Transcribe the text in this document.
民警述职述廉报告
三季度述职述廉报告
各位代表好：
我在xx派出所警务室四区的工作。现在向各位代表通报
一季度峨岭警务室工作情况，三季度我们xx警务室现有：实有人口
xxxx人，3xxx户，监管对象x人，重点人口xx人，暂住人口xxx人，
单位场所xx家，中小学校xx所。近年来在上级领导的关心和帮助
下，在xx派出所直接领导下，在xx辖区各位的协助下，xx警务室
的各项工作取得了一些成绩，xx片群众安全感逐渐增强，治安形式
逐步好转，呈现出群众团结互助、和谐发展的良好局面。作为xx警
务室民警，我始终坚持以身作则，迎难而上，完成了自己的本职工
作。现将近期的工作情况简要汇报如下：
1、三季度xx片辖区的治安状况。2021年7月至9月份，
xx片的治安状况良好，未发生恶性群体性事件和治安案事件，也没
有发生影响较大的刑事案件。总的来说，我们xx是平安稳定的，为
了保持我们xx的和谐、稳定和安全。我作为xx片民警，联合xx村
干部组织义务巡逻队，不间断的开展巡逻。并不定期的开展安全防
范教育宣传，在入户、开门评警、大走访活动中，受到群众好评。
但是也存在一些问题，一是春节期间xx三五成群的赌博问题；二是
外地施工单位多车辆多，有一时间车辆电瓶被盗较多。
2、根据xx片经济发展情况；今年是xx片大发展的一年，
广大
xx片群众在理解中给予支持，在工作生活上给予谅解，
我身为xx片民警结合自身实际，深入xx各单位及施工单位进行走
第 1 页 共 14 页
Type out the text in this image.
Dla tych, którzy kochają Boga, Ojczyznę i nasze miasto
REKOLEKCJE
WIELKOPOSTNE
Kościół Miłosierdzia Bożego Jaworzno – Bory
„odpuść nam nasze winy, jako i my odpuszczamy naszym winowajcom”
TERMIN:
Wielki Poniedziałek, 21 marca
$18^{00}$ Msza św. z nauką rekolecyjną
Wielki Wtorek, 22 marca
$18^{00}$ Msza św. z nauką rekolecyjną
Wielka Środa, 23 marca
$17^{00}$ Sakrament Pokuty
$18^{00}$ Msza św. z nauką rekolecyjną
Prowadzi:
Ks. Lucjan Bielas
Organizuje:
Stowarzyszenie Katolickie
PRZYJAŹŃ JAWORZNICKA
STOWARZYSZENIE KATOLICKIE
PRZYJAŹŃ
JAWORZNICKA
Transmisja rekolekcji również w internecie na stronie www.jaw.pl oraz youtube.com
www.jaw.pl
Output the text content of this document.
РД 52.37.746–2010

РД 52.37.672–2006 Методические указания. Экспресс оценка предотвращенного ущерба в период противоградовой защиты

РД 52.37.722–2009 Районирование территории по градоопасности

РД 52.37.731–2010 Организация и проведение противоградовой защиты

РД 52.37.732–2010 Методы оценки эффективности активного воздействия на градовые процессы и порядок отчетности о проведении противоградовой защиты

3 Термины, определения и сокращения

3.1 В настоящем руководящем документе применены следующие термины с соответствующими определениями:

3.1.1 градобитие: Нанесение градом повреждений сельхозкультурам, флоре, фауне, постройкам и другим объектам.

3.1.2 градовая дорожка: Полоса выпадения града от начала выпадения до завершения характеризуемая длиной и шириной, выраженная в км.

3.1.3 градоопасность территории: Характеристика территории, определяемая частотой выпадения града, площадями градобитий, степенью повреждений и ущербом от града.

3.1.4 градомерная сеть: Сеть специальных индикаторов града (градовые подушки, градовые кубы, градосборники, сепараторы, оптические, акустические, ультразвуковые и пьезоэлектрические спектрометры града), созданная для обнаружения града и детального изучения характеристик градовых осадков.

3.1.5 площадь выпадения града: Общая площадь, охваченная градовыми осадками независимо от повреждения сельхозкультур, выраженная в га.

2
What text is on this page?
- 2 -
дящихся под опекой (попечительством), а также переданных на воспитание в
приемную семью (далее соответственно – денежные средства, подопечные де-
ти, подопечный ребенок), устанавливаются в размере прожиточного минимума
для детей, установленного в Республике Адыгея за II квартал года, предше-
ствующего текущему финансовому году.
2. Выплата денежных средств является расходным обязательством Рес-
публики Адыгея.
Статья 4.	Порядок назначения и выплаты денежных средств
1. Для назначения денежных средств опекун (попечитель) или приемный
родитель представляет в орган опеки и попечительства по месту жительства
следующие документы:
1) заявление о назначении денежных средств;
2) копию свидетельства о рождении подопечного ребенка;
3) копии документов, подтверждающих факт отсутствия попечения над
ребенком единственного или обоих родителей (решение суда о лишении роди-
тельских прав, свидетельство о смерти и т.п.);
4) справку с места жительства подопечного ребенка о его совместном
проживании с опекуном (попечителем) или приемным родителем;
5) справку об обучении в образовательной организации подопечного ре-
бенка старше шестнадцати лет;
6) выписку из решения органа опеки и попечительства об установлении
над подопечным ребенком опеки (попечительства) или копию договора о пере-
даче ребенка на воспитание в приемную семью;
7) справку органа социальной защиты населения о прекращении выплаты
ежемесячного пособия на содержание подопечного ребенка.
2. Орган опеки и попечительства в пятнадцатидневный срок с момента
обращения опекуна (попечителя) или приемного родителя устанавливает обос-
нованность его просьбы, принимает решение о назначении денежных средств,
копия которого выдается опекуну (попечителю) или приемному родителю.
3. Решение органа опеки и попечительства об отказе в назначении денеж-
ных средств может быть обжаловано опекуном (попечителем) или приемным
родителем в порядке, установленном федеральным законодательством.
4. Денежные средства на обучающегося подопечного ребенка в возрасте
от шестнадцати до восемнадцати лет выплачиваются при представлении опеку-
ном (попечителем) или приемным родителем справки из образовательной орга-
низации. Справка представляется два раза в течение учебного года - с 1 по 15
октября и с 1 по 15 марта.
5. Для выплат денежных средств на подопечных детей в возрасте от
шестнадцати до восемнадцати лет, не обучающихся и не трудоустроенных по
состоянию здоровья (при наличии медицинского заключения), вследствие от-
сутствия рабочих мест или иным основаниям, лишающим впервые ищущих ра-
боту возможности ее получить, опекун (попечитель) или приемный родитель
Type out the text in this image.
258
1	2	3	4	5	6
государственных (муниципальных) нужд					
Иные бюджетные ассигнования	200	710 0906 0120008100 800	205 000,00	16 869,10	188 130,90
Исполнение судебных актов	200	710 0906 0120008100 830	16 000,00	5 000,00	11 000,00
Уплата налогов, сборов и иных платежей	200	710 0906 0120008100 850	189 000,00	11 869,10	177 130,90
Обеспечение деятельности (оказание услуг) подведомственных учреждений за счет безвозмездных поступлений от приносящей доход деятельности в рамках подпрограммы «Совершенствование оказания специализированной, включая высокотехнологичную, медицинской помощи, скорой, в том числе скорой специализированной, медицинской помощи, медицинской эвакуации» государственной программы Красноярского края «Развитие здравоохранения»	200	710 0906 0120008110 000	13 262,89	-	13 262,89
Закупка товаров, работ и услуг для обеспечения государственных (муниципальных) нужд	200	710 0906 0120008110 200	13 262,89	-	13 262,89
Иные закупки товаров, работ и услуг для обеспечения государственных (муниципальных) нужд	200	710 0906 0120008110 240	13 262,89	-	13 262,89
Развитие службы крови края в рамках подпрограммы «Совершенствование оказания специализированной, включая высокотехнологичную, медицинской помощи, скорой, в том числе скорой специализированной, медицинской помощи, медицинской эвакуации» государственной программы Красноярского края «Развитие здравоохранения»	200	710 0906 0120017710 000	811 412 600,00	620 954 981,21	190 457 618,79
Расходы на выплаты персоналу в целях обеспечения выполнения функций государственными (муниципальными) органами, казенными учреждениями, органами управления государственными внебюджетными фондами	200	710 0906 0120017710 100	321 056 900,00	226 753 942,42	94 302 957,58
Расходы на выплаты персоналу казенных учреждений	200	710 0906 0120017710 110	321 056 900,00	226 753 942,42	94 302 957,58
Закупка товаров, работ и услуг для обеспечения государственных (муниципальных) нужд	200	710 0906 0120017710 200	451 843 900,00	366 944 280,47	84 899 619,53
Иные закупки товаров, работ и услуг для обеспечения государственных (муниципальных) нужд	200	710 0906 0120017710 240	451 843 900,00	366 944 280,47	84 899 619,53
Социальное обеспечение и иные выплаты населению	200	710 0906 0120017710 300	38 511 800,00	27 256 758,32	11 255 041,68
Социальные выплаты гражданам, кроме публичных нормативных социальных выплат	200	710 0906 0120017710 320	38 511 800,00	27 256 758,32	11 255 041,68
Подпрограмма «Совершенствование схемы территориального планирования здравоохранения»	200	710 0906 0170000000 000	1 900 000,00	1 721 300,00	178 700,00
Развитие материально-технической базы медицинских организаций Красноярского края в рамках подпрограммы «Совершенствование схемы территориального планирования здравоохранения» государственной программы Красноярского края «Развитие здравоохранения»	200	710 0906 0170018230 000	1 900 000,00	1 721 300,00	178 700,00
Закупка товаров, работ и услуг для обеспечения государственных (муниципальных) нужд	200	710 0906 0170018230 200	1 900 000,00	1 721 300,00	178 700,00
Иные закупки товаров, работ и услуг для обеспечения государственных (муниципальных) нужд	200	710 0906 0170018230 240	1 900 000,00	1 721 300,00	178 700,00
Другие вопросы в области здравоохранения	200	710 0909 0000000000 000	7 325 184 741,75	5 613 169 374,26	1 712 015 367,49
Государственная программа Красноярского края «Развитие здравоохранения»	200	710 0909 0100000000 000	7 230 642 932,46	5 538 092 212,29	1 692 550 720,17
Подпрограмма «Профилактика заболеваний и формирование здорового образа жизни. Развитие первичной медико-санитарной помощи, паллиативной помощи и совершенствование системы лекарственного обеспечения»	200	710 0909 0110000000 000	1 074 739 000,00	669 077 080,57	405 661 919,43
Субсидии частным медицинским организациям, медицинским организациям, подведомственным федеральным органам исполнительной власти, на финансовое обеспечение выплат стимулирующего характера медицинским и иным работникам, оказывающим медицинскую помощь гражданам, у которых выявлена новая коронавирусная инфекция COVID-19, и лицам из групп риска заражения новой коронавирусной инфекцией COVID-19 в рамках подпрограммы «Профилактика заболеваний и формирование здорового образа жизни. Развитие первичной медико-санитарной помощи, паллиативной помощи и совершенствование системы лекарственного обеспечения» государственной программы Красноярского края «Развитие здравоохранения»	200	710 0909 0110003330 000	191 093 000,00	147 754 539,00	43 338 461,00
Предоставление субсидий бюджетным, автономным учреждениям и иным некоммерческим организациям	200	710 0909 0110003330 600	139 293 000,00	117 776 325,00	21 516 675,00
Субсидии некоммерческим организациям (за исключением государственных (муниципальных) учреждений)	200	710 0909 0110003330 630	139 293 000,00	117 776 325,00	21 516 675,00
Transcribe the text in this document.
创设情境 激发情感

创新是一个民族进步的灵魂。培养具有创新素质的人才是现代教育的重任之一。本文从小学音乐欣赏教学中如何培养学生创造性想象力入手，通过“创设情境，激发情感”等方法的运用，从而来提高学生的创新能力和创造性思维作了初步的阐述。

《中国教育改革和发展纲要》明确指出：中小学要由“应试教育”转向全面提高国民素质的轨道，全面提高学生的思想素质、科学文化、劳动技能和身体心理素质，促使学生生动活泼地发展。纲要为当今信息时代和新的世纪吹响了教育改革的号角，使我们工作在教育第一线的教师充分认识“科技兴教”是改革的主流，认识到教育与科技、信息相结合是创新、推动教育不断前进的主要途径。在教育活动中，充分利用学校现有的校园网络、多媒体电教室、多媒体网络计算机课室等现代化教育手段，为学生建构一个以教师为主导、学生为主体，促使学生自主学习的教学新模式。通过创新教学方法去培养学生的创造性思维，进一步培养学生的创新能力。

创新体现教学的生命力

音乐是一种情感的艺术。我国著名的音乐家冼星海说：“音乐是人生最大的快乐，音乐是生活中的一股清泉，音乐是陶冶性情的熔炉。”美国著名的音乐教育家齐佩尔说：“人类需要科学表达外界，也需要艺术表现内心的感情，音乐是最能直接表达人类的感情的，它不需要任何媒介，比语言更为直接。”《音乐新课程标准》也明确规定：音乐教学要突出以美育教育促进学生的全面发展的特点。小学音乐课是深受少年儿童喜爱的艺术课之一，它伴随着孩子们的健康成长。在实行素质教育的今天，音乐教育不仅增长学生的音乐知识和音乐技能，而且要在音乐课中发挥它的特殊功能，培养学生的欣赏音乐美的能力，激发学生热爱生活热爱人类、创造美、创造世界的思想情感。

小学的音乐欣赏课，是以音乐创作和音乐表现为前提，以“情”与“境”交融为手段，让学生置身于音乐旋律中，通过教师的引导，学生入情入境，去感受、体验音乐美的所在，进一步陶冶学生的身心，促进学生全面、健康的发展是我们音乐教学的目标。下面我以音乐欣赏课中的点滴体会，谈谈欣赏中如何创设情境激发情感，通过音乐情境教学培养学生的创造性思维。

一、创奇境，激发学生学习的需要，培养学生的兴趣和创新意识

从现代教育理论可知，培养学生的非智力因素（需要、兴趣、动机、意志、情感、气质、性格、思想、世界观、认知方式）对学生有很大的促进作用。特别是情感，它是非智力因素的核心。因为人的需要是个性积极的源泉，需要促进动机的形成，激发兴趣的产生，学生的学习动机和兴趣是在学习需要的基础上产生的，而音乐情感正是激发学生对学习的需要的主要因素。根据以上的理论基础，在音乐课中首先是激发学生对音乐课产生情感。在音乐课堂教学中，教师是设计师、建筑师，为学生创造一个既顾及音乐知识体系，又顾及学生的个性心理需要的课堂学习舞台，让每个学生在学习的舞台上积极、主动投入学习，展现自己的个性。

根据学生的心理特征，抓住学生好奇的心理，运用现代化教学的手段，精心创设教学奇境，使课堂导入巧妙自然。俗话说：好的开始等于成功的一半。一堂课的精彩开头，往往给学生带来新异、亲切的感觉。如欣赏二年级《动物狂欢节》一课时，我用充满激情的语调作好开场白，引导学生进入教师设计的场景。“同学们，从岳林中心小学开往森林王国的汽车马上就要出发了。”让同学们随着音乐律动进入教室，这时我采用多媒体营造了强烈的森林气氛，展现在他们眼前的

++++

=== Work to complete ===
Copy out all lines where the word "опекуном" appears.

=== Exercise result ===
проживании с опекуном (попечителем) или приемным родителем;
ных средств может быть обжаловано опекуном (попечителем) или приемным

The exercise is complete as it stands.